◆ **WORK REQUIRED**
Write out all the entries word for word and omit any pictures.

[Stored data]
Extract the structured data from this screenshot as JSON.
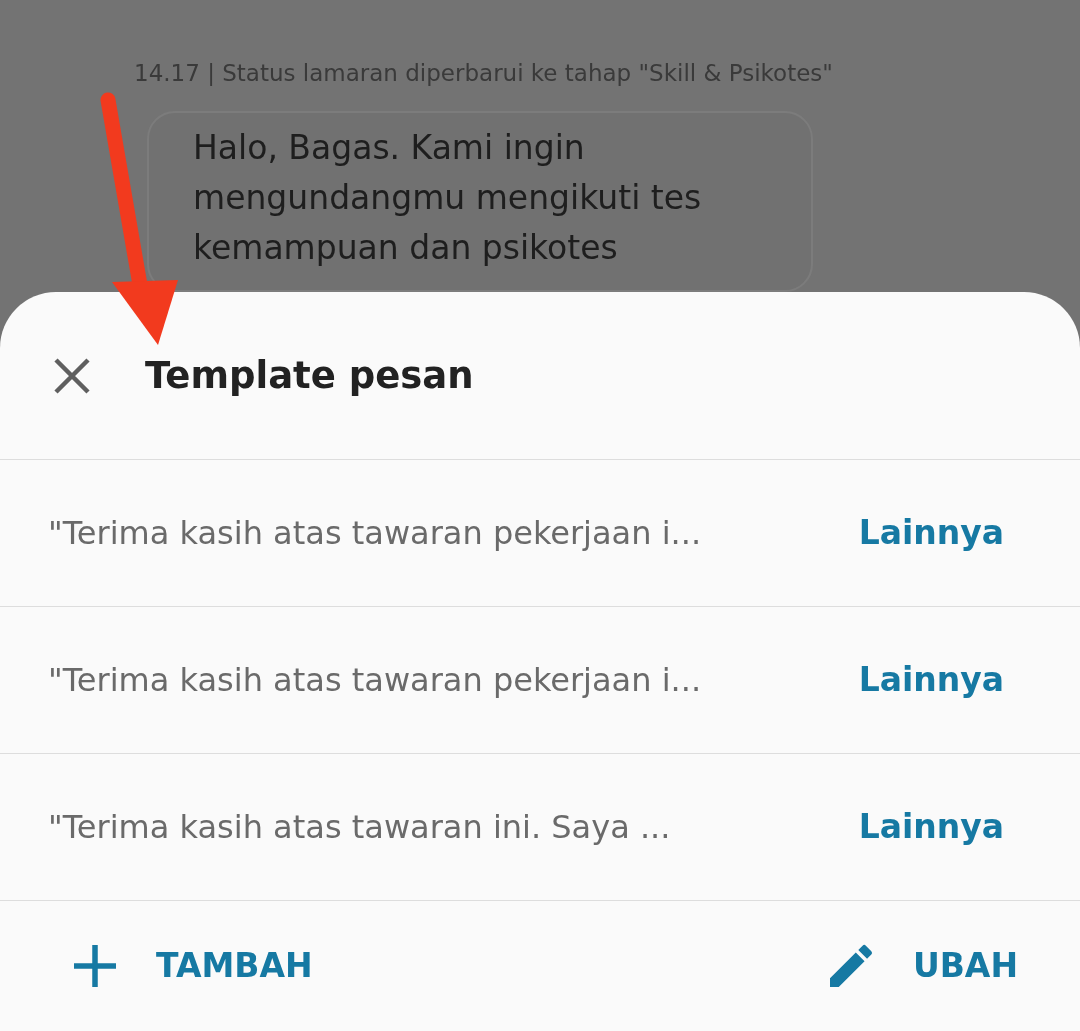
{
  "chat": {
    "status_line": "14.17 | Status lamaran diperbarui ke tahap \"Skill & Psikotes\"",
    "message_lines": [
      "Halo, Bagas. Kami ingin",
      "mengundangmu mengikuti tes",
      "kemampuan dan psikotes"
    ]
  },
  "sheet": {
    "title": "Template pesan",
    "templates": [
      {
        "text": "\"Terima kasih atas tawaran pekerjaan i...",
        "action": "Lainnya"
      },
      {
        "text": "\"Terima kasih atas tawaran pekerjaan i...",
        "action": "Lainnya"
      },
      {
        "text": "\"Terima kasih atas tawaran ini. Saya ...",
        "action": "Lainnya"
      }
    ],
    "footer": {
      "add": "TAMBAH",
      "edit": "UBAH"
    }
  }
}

◆ **TASK ANSWER**
Extract the structured data from this screenshot as JSON.
{
  "chat": {
    "status_line": "14.17 | Status lamaran diperbarui ke tahap \"Skill & Psikotes\"",
    "message_lines": [
      "Halo, Bagas. Kami ingin",
      "mengundangmu mengikuti tes",
      "kemampuan dan psikotes"
    ]
  },
  "sheet": {
    "title": "Template pesan",
    "templates": [
      {
        "text": "\"Terima kasih atas tawaran pekerjaan i...",
        "action": "Lainnya"
      },
      {
        "text": "\"Terima kasih atas tawaran pekerjaan i...",
        "action": "Lainnya"
      },
      {
        "text": "\"Terima kasih atas tawaran ini. Saya ...",
        "action": "Lainnya"
      }
    ],
    "footer": {
      "add": "TAMBAH",
      "edit": "UBAH"
    }
  }
}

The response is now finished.